§ **Task**
Scan the entries below and extract each line with the word "JSON" in it.

Extracted records
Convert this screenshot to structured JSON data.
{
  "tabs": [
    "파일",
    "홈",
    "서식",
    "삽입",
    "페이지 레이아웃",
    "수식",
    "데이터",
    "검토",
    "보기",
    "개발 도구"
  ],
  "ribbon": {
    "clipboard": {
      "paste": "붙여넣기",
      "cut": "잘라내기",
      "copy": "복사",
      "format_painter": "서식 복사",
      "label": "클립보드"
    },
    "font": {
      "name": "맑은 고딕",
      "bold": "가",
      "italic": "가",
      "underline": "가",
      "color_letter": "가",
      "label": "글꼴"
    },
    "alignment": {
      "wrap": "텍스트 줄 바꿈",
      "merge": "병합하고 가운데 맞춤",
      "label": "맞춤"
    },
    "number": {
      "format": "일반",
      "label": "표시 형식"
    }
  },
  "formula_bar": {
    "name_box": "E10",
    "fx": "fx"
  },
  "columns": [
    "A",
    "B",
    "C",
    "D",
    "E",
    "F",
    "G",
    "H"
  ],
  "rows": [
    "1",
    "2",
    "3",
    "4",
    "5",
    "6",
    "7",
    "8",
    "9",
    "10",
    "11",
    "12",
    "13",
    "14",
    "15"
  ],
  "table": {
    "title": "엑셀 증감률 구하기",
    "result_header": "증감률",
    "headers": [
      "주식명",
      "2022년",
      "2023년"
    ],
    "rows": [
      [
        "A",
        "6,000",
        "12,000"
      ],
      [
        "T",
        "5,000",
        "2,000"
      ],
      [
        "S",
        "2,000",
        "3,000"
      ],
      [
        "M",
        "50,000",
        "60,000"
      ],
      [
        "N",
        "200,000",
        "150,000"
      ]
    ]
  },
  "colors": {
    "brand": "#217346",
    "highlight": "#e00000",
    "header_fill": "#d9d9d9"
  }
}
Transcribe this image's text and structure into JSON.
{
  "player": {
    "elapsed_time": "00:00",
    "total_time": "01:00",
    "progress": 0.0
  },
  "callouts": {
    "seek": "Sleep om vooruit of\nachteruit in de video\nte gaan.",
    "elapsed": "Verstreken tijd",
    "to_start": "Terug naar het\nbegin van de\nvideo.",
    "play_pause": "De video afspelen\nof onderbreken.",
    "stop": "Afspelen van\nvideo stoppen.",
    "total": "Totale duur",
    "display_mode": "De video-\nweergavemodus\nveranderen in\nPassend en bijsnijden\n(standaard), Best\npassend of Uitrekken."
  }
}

§ **Solved exercise**
Convert this screenshot to structured JSON data.
Transcribe this image's text and structure into JSON.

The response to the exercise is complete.